Work through the listing below and count the lines that hold "艺术会客厅". Answer with the number alone.

## [Information provided]
++++++++++
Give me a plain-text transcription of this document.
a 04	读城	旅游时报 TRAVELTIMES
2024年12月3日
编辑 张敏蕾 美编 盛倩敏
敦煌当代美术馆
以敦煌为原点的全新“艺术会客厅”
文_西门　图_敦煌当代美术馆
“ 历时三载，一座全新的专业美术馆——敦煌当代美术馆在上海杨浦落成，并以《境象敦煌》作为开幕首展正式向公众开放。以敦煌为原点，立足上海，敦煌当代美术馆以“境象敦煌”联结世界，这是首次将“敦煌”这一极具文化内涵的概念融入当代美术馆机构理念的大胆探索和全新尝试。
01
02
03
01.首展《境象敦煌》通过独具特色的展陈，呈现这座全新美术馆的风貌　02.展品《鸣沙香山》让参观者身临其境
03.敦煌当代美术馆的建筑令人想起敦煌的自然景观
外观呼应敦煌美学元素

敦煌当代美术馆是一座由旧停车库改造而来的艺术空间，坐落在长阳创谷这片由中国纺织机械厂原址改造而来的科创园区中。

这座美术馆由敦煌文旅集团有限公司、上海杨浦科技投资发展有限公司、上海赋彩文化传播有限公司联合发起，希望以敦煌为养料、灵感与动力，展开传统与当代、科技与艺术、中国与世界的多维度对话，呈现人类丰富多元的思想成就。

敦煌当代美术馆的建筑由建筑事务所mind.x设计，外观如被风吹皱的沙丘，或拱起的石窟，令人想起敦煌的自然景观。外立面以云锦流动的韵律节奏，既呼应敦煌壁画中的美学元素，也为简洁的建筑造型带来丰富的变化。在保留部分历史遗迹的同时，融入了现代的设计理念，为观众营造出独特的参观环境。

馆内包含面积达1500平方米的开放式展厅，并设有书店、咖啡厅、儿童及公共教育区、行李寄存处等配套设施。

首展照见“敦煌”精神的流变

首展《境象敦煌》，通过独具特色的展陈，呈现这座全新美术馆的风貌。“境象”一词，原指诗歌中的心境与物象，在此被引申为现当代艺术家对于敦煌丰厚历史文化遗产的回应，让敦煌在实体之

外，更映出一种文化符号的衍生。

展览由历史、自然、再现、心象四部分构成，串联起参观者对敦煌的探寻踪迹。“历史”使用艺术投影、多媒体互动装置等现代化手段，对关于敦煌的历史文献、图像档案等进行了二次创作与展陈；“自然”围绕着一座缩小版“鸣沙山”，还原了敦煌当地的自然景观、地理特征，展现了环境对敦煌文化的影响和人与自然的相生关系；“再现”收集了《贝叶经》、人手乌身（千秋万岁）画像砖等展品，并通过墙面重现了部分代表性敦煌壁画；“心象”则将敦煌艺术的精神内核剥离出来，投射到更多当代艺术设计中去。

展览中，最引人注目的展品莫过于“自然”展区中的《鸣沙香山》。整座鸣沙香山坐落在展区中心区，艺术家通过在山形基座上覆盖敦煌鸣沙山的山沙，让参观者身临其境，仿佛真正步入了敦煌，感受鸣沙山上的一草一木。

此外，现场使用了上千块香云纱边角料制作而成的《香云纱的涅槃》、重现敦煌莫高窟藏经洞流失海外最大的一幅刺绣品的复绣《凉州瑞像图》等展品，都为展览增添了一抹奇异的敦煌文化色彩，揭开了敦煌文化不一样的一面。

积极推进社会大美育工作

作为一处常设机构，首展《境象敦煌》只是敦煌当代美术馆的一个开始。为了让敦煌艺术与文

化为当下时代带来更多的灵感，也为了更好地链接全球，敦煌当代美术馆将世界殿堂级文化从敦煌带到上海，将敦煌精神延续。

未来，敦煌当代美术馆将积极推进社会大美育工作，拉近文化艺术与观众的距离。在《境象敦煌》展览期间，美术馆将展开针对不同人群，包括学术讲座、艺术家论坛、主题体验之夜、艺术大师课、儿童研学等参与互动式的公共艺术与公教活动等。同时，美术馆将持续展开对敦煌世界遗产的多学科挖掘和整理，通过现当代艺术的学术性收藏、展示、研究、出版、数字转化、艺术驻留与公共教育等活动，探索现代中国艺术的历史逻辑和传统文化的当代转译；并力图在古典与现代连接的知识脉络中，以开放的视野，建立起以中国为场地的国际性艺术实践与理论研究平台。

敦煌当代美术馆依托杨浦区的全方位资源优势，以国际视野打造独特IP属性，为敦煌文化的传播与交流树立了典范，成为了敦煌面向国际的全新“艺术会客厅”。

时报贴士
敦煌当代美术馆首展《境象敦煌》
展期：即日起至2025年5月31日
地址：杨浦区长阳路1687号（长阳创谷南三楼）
++++++++++
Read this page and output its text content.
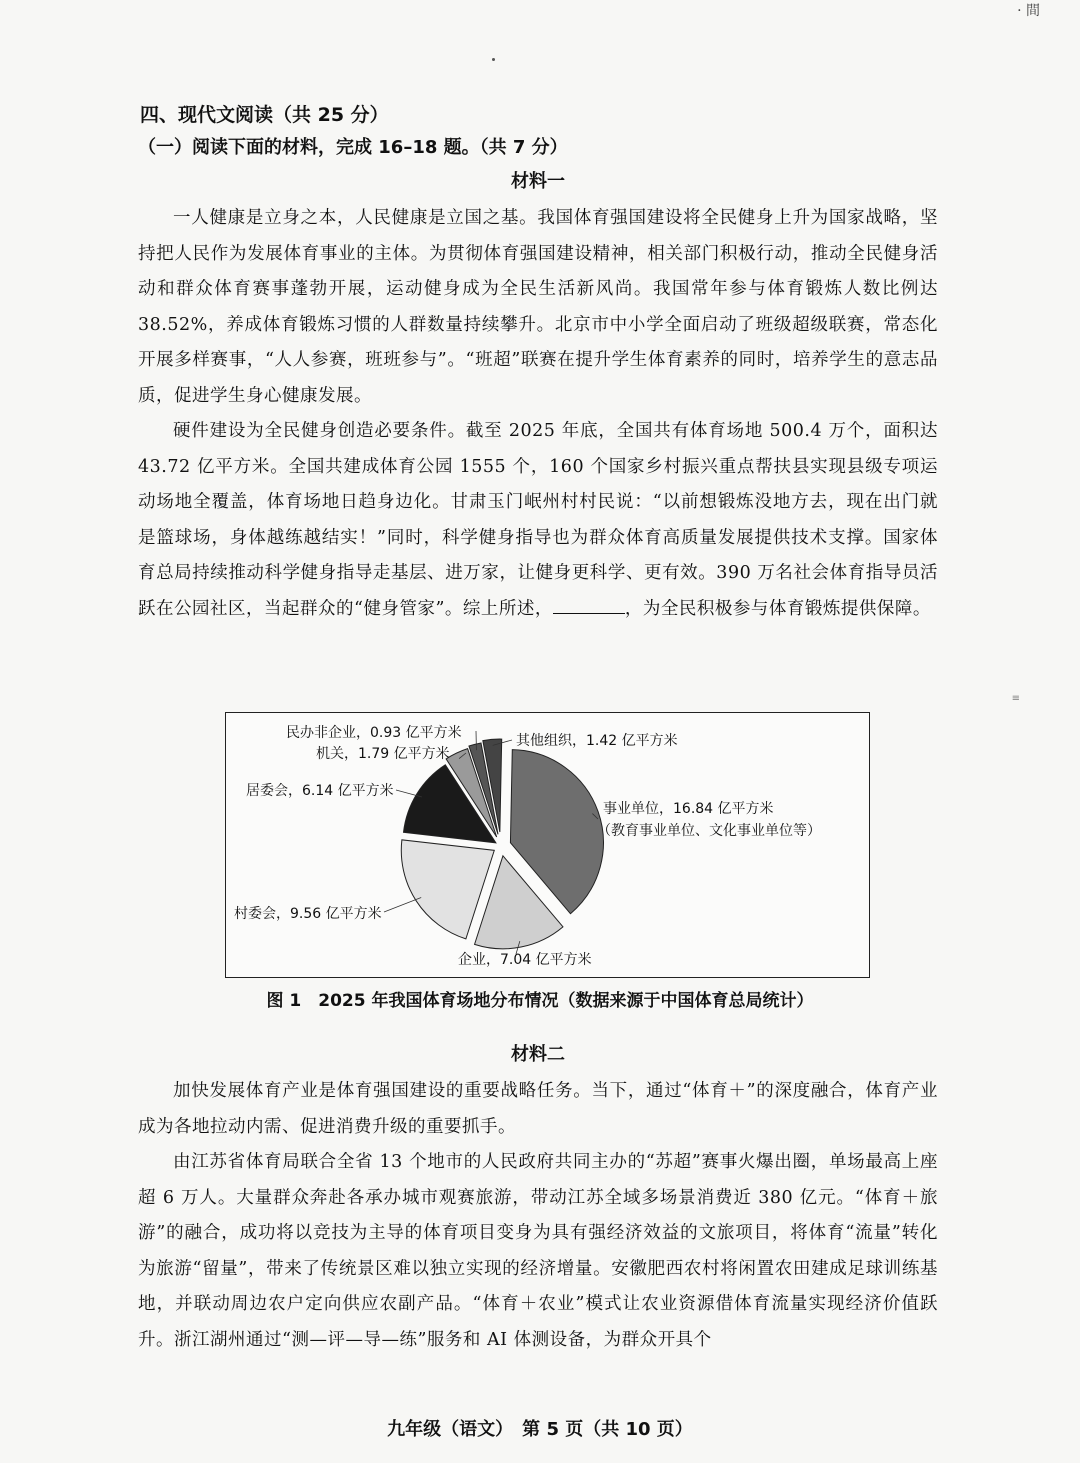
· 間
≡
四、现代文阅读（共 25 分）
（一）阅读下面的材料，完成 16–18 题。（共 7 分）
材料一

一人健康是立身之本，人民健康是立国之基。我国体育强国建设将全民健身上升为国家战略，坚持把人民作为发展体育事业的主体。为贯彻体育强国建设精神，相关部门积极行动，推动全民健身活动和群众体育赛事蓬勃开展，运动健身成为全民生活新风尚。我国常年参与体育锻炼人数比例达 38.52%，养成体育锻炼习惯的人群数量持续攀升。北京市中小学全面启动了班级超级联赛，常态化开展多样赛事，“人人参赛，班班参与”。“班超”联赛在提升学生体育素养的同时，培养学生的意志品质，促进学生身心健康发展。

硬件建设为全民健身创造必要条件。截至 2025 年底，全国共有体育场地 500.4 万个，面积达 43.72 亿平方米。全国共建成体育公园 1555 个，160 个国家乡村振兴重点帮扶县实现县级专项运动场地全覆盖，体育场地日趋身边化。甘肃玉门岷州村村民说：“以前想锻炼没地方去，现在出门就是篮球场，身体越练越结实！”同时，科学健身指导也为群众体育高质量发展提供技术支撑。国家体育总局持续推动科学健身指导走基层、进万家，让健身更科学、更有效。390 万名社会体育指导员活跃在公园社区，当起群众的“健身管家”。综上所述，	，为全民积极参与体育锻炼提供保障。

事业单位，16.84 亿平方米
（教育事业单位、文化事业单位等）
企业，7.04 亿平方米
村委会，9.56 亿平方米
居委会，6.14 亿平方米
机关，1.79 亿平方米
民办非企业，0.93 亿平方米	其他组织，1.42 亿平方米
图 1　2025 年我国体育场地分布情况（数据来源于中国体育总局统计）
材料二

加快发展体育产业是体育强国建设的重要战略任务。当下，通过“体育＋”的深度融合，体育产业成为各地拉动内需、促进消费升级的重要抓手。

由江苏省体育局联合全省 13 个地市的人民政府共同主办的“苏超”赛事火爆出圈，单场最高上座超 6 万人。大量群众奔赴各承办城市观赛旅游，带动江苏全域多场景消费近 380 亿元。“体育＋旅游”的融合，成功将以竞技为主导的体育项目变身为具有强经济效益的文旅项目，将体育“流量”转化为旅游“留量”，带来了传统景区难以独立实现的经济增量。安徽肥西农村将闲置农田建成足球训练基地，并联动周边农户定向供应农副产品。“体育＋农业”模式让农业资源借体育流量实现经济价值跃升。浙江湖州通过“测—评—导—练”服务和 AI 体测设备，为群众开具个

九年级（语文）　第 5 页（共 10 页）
++++++++++
## [Output below]
2